Task instructions: In the mailing-list message on the uncertainty principle shown below, with what does the writer say Derrida and Borges are respectively associated?

Source:
════════

Is the uncertainty principle culturally deranging?
Paul Mackin
mackin.paul at verizon.net
Thu Aug 2 11:19:51 CDT 2012
On 8/2/2012 11:34 AM, Keith Davis wrote:
> Perhaps I'm displaying my ignorance, but why the reference to Derrida
> and Borges. From the quote above?
The gentlemen are associated, respectively, with the problematics of
knowing and communicating.
That French saying is probably Derrida's best known--at least by
non-graduates of Ecole Superieure Normale.
Derrida pointed out the limitations of the logocentrism dominant in
Western philosophy.
P
P
>
>
>
> On Thu, Aug 2, 2012 at 11:10 AM, Prashant Kumar
> <siva.prashant.kumar at gmail.com <mailto:siva.prashant.kumar at gmail.com>>
> wrote:
>
> I'll see your Derrida and raise you a Borges.
>
> P.
>
> On 3 August 2012 01:02, Paul Mackin <mackin.paul at verizon.net
> <mailto:mackin.paul at verizon.net>> wrote:
>
> On 8/1/2012 9:47 PM, Prashant Kumar wrote:
>> The uncertainty principle as mentioned (as opposed to used)
>> in postmodernism and elsewhere is not the physicist's
>> uncertainty principle. If one misunderstands something
>> aggressively enough it takes on a life of its own.
>>
>> Just for clarity, I should differentiate between two versions
>> of the HUP which have popular currency, and are
>> (consequently) almost always conflated.
>>
>> Some people will tell you that the HUP forbids you from
>> exactly specifying position and momentum (think of momentum
>> as how much something hurts when it hits you); if I have a
>> quantumball, I can't get both pieces of information at a
>> given instant. A more useful way of restating this is that I
>> can't /measure/ both simultaneously. If I measure position,
>> then momentum, I don't get the same results as if I measure
>> momentum then position. This isn't true in classical physics.
>>
>> In QM we don't know exact values of things like position and
>> momentum. Instead we work with probability distributions. HUP
>> tells you that if you know one quantity with some
>> (statistical) degree of specificity, then the other quantity
>> is limited in a particular way. If I give you the position of
>> our quantumball exactly, you will have no idea of its
>> momentum. This is a consequence of the way wavefunctions
>> work. It does /not/ mean that our knowledge is imperfect or
>> incomplete. It means that there is no more there to know.

════════

Element box annotations:
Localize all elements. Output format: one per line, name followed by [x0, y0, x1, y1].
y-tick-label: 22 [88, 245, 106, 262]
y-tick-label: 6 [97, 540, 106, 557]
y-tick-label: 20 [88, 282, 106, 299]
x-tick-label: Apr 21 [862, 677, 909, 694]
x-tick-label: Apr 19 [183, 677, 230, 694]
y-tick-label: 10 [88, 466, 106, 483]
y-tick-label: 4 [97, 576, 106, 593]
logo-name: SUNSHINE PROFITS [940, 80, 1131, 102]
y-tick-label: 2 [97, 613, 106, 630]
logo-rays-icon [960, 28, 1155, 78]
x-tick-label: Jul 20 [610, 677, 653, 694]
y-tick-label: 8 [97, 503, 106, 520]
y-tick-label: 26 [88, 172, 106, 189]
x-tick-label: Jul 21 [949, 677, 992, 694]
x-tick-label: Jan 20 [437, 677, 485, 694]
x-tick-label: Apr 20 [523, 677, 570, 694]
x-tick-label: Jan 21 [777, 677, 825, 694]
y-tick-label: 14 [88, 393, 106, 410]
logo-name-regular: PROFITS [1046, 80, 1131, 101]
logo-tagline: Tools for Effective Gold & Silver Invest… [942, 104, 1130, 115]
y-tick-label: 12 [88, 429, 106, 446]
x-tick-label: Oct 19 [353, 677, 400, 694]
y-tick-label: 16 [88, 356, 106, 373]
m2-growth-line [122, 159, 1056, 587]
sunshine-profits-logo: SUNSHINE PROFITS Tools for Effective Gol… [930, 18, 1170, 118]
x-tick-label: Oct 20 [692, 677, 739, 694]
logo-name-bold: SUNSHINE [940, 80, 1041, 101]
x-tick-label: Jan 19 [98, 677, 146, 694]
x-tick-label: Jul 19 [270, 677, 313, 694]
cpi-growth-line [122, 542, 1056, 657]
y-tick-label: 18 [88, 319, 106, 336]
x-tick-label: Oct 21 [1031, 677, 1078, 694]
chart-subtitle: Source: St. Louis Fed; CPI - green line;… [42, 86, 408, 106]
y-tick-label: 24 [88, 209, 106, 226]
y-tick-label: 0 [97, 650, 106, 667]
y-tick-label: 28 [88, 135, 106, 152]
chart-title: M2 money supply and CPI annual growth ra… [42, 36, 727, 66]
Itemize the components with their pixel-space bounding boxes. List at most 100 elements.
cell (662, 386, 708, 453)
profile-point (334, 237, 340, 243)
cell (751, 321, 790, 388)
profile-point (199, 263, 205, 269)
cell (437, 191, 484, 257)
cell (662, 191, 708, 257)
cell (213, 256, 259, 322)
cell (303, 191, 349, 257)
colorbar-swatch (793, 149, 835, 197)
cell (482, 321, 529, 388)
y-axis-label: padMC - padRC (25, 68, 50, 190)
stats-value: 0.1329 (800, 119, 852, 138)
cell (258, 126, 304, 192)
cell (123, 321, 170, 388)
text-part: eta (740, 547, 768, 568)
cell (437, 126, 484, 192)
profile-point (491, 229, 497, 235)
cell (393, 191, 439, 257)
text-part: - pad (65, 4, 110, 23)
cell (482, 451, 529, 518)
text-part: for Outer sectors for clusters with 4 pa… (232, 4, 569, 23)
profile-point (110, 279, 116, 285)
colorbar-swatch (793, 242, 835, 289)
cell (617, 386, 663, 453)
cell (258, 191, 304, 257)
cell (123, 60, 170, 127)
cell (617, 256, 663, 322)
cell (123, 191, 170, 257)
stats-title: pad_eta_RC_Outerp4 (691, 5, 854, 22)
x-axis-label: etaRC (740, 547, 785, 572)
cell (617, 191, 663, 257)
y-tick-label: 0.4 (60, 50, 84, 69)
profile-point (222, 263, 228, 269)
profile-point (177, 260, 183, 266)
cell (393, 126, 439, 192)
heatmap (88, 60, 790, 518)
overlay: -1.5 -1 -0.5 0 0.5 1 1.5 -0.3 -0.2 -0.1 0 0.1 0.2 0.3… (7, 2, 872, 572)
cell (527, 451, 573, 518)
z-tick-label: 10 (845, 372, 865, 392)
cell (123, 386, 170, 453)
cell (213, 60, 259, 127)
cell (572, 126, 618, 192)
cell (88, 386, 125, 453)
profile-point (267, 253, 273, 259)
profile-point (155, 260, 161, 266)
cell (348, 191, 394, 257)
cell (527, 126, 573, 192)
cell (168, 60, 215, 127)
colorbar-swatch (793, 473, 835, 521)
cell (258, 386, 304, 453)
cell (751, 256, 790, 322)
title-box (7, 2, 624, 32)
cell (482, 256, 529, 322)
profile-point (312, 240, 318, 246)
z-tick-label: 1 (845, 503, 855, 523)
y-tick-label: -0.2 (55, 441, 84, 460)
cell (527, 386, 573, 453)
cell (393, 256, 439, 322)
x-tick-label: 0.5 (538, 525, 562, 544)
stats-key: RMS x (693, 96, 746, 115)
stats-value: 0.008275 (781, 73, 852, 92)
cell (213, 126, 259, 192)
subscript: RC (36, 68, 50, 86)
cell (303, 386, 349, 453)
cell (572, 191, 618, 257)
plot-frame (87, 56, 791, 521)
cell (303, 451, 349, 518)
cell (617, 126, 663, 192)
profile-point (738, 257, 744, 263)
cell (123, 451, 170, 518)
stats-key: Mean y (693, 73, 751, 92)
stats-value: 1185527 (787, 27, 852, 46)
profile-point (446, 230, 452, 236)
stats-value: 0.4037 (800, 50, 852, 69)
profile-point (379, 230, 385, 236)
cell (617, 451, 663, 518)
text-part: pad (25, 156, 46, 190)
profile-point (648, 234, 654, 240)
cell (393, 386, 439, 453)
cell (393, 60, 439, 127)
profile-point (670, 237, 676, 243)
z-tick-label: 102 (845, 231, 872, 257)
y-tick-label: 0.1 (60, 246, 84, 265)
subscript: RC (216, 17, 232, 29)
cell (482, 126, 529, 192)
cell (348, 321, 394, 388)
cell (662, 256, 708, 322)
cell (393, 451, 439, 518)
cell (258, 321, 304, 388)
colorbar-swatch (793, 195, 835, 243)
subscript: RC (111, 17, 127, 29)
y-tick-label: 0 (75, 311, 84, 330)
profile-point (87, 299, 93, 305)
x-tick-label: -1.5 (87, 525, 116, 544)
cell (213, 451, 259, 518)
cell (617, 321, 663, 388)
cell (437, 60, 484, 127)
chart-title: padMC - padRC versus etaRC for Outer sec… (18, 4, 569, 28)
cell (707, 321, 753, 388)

════════

Expected output: They are associated with the problematics of knowing and communicating, respectively.